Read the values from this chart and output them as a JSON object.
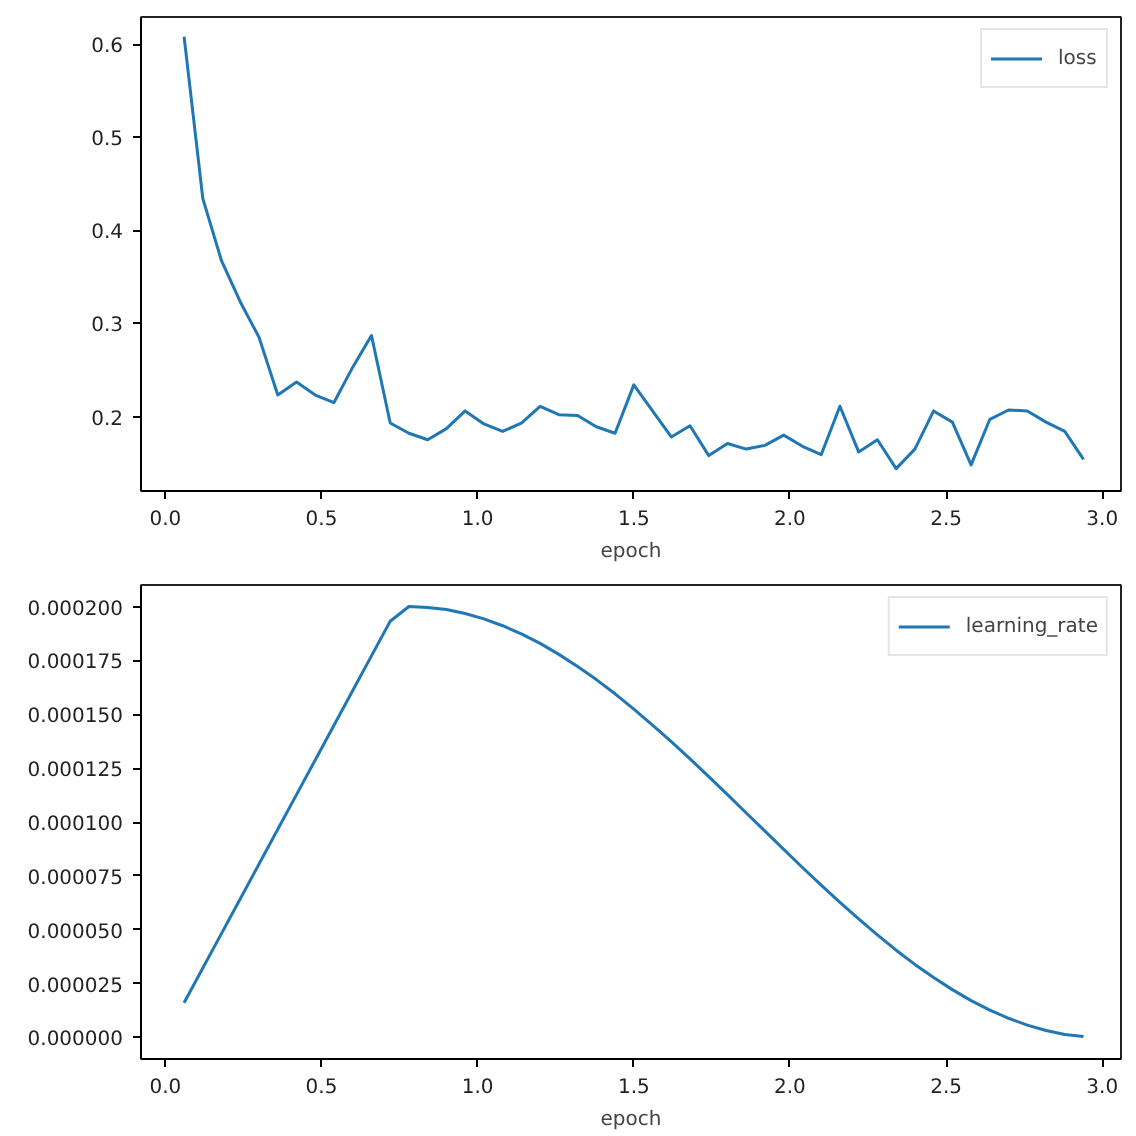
{
  "chart_data": [
    {
      "type": "line",
      "xlabel": "epoch",
      "legend": "top right",
      "grid": false,
      "x": [
        0.06,
        0.12,
        0.18,
        0.24,
        0.3,
        0.36,
        0.42,
        0.48,
        0.54,
        0.6,
        0.66,
        0.72,
        0.78,
        0.84,
        0.9,
        0.96,
        1.02,
        1.08,
        1.14,
        1.2,
        1.26,
        1.32,
        1.38,
        1.44,
        1.5,
        1.56,
        1.62,
        1.68,
        1.74,
        1.8,
        1.86,
        1.92,
        1.98,
        2.04,
        2.1,
        2.16,
        2.22,
        2.28,
        2.34,
        2.4,
        2.46,
        2.52,
        2.58,
        2.64,
        2.7,
        2.76,
        2.82,
        2.88,
        2.94
      ],
      "series": [
        {
          "name": "loss",
          "color": "#1f77b4",
          "values": [
            0.608,
            0.434,
            0.367,
            0.323,
            0.285,
            0.223,
            0.237,
            0.223,
            0.215,
            0.253,
            0.287,
            0.193,
            0.182,
            0.175,
            0.187,
            0.206,
            0.192,
            0.184,
            0.193,
            0.211,
            0.202,
            0.201,
            0.189,
            0.182,
            0.234,
            0.206,
            0.178,
            0.19,
            0.158,
            0.171,
            0.165,
            0.169,
            0.18,
            0.168,
            0.159,
            0.211,
            0.162,
            0.175,
            0.144,
            0.165,
            0.206,
            0.194,
            0.148,
            0.197,
            0.207,
            0.206,
            0.194,
            0.184,
            0.154
          ]
        }
      ],
      "xlim": [
        -0.078,
        3.06
      ],
      "ylim": [
        0.12,
        0.629
      ],
      "xticks": [
        {
          "value": 0,
          "label": "0.0"
        },
        {
          "value": 0.5,
          "label": "0.5"
        },
        {
          "value": 1,
          "label": "1.0"
        },
        {
          "value": 1.5,
          "label": "1.5"
        },
        {
          "value": 2,
          "label": "2.0"
        },
        {
          "value": 2.5,
          "label": "2.5"
        },
        {
          "value": 3,
          "label": "3.0"
        }
      ],
      "yticks": [
        {
          "value": 0.2,
          "label": "0.2"
        },
        0.3,
        0.4,
        0.5,
        0.6
      ]
    },
    {
      "type": "line",
      "xlabel": "epoch",
      "legend": "top right",
      "grid": false,
      "x": [
        0.06,
        0.12,
        0.18,
        0.24,
        0.3,
        0.36,
        0.42,
        0.48,
        0.54,
        0.6,
        0.66,
        0.72,
        0.78,
        0.84,
        0.9,
        0.96,
        1.02,
        1.08,
        1.14,
        1.2,
        1.26,
        1.32,
        1.38,
        1.44,
        1.5,
        1.56,
        1.62,
        1.68,
        1.74,
        1.8,
        1.86,
        1.92,
        1.98,
        2.04,
        2.1,
        2.16,
        2.22,
        2.28,
        2.34,
        2.4,
        2.46,
        2.52,
        2.58,
        2.64,
        2.7,
        2.76,
        2.82,
        2.88,
        2.94
      ],
      "series": [
        {
          "name": "learning_rate",
          "color": "#1f77b4",
          "values": [
            1.61e-05,
            3.22e-05,
            4.83e-05,
            6.44e-05,
            8.05e-05,
            9.66e-05,
            0.0001127,
            0.0001288,
            0.0001449,
            0.000161,
            0.0001771,
            0.0001932,
            0.0002,
            0.0001996,
            0.0001986,
            0.0001968,
            0.0001943,
            0.0001911,
            0.0001873,
            0.0001829,
            0.0001778,
            0.0001722,
            0.0001661,
            0.0001595,
            0.0001524,
            0.000145,
            0.0001373,
            0.0001293,
            0.0001211,
            0.0001127,
            0.0001042,
            9.58e-05,
            8.73e-05,
            7.89e-05,
            7.07e-05,
            6.27e-05,
            5.5e-05,
            4.76e-05,
            4.05e-05,
            3.39e-05,
            2.78e-05,
            2.22e-05,
            1.71e-05,
            1.27e-05,
            8.9e-06,
            5.7e-06,
            3.2e-06,
            1.4e-06,
            4e-07
          ]
        }
      ],
      "xlim": [
        -0.078,
        3.06
      ],
      "ylim": [
        -1e-05,
        0.00021
      ],
      "xticks": [
        {
          "value": 0,
          "label": "0.0"
        },
        {
          "value": 0.5,
          "label": "0.5"
        },
        {
          "value": 1,
          "label": "1.0"
        },
        {
          "value": 1.5,
          "label": "1.5"
        },
        {
          "value": 2,
          "label": "2.0"
        },
        {
          "value": 2.5,
          "label": "2.5"
        },
        {
          "value": 3,
          "label": "3.0"
        }
      ],
      "yticks": [
        {
          "value": 0,
          "label": "0.000000"
        },
        {
          "value": 2.5e-05,
          "label": "0.000025"
        },
        {
          "value": 5e-05,
          "label": "0.000050"
        },
        {
          "value": 7.5e-05,
          "label": "0.000075"
        },
        {
          "value": 0.0001,
          "label": "0.000100"
        },
        {
          "value": 0.000125,
          "label": "0.000125"
        },
        {
          "value": 0.00015,
          "label": "0.000150"
        },
        {
          "value": 0.000175,
          "label": "0.000175"
        },
        {
          "value": 0.0002,
          "label": "0.000200"
        }
      ]
    }
  ]
}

What to produce: Transcribe the listing in full and omit the pictures.

Reply to the exercise:
Read the values from this chart and output them as a JSON object.
{
  "chart_data": [
    {
      "type": "line",
      "xlabel": "epoch",
      "legend": "top right",
      "grid": false,
      "x": [
        0.06,
        0.12,
        0.18,
        0.24,
        0.3,
        0.36,
        0.42,
        0.48,
        0.54,
        0.6,
        0.66,
        0.72,
        0.78,
        0.84,
        0.9,
        0.96,
        1.02,
        1.08,
        1.14,
        1.2,
        1.26,
        1.32,
        1.38,
        1.44,
        1.5,
        1.56,
        1.62,
        1.68,
        1.74,
        1.8,
        1.86,
        1.92,
        1.98,
        2.04,
        2.1,
        2.16,
        2.22,
        2.28,
        2.34,
        2.4,
        2.46,
        2.52,
        2.58,
        2.64,
        2.7,
        2.76,
        2.82,
        2.88,
        2.94
      ],
      "series": [
        {
          "name": "loss",
          "color": "#1f77b4",
          "values": [
            0.608,
            0.434,
            0.367,
            0.323,
            0.285,
            0.223,
            0.237,
            0.223,
            0.215,
            0.253,
            0.287,
            0.193,
            0.182,
            0.175,
            0.187,
            0.206,
            0.192,
            0.184,
            0.193,
            0.211,
            0.202,
            0.201,
            0.189,
            0.182,
            0.234,
            0.206,
            0.178,
            0.19,
            0.158,
            0.171,
            0.165,
            0.169,
            0.18,
            0.168,
            0.159,
            0.211,
            0.162,
            0.175,
            0.144,
            0.165,
            0.206,
            0.194,
            0.148,
            0.197,
            0.207,
            0.206,
            0.194,
            0.184,
            0.154
          ]
        }
      ],
      "xlim": [
        -0.078,
        3.06
      ],
      "ylim": [
        0.12,
        0.629
      ],
      "xticks": [
        {
          "value": 0,
          "label": "0.0"
        },
        {
          "value": 0.5,
          "label": "0.5"
        },
        {
          "value": 1,
          "label": "1.0"
        },
        {
          "value": 1.5,
          "label": "1.5"
        },
        {
          "value": 2,
          "label": "2.0"
        },
        {
          "value": 2.5,
          "label": "2.5"
        },
        {
          "value": 3,
          "label": "3.0"
        }
      ],
      "yticks": [
        {
          "value": 0.2,
          "label": "0.2"
        },
        0.3,
        0.4,
        0.5,
        0.6
      ]
    },
    {
      "type": "line",
      "xlabel": "epoch",
      "legend": "top right",
      "grid": false,
      "x": [
        0.06,
        0.12,
        0.18,
        0.24,
        0.3,
        0.36,
        0.42,
        0.48,
        0.54,
        0.6,
        0.66,
        0.72,
        0.78,
        0.84,
        0.9,
        0.96,
        1.02,
        1.08,
        1.14,
        1.2,
        1.26,
        1.32,
        1.38,
        1.44,
        1.5,
        1.56,
        1.62,
        1.68,
        1.74,
        1.8,
        1.86,
        1.92,
        1.98,
        2.04,
        2.1,
        2.16,
        2.22,
        2.28,
        2.34,
        2.4,
        2.46,
        2.52,
        2.58,
        2.64,
        2.7,
        2.76,
        2.82,
        2.88,
        2.94
      ],
      "series": [
        {
          "name": "learning_rate",
          "color": "#1f77b4",
          "values": [
            1.61e-05,
            3.22e-05,
            4.83e-05,
            6.44e-05,
            8.05e-05,
            9.66e-05,
            0.0001127,
            0.0001288,
            0.0001449,
            0.000161,
            0.0001771,
            0.0001932,
            0.0002,
            0.0001996,
            0.0001986,
            0.0001968,
            0.0001943,
            0.0001911,
            0.0001873,
            0.0001829,
            0.0001778,
            0.0001722,
            0.0001661,
            0.0001595,
            0.0001524,
            0.000145,
            0.0001373,
            0.0001293,
            0.0001211,
            0.0001127,
            0.0001042,
            9.58e-05,
            8.73e-05,
            7.89e-05,
            7.07e-05,
            6.27e-05,
            5.5e-05,
            4.76e-05,
            4.05e-05,
            3.39e-05,
            2.78e-05,
            2.22e-05,
            1.71e-05,
            1.27e-05,
            8.9e-06,
            5.7e-06,
            3.2e-06,
            1.4e-06,
            4e-07
          ]
        }
      ],
      "xlim": [
        -0.078,
        3.06
      ],
      "ylim": [
        -1e-05,
        0.00021
      ],
      "xticks": [
        {
          "value": 0,
          "label": "0.0"
        },
        {
          "value": 0.5,
          "label": "0.5"
        },
        {
          "value": 1,
          "label": "1.0"
        },
        {
          "value": 1.5,
          "label": "1.5"
        },
        {
          "value": 2,
          "label": "2.0"
        },
        {
          "value": 2.5,
          "label": "2.5"
        },
        {
          "value": 3,
          "label": "3.0"
        }
      ],
      "yticks": [
        {
          "value": 0,
          "label": "0.000000"
        },
        {
          "value": 2.5e-05,
          "label": "0.000025"
        },
        {
          "value": 5e-05,
          "label": "0.000050"
        },
        {
          "value": 7.5e-05,
          "label": "0.000075"
        },
        {
          "value": 0.0001,
          "label": "0.000100"
        },
        {
          "value": 0.000125,
          "label": "0.000125"
        },
        {
          "value": 0.00015,
          "label": "0.000150"
        },
        {
          "value": 0.000175,
          "label": "0.000175"
        },
        {
          "value": 0.0002,
          "label": "0.000200"
        }
      ]
    }
  ]
}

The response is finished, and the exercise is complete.